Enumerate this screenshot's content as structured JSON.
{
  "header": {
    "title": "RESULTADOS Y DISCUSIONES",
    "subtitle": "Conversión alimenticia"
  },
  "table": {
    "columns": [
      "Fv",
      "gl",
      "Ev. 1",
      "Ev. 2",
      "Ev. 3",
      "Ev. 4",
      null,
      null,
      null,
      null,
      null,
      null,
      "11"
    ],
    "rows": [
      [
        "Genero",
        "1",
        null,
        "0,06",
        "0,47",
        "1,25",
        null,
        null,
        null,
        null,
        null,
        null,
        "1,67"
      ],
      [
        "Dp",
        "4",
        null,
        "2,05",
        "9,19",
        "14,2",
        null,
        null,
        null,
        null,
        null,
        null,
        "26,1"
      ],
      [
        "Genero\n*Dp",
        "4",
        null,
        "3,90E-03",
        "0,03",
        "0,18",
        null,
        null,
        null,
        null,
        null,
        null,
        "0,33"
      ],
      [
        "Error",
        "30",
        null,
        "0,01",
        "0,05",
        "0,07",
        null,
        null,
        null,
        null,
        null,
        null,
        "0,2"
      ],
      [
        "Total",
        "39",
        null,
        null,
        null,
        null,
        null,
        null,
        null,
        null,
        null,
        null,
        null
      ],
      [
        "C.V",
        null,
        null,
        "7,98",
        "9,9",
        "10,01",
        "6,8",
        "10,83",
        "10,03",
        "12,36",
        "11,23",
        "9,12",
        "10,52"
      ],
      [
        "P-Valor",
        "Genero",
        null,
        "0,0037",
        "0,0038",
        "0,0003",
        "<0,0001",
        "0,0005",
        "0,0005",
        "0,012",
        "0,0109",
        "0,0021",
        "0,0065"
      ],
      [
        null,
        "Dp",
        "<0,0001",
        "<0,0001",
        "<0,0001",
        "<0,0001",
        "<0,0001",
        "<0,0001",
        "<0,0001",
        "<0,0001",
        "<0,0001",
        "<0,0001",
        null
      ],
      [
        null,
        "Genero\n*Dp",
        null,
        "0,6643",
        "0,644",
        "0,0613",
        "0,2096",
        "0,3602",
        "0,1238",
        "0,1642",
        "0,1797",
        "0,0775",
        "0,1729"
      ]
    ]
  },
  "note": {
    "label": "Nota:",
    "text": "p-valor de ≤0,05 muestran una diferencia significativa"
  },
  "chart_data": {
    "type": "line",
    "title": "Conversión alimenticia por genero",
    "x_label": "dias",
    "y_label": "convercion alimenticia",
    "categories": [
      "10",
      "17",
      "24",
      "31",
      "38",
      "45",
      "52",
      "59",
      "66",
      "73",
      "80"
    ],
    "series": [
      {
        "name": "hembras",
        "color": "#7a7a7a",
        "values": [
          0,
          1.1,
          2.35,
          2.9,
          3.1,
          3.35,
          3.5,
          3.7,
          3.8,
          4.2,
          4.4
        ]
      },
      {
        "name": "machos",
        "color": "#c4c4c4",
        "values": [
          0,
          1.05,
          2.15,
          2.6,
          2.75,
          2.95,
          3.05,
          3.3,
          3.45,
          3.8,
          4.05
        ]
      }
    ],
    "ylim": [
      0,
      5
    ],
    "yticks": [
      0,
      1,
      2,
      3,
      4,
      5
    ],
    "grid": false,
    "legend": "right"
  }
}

----

> **Instructions for the task**:
Report the number of lines in the listing where the string "Conversión" appears, and nothing besides.

> **Problem solution**:
2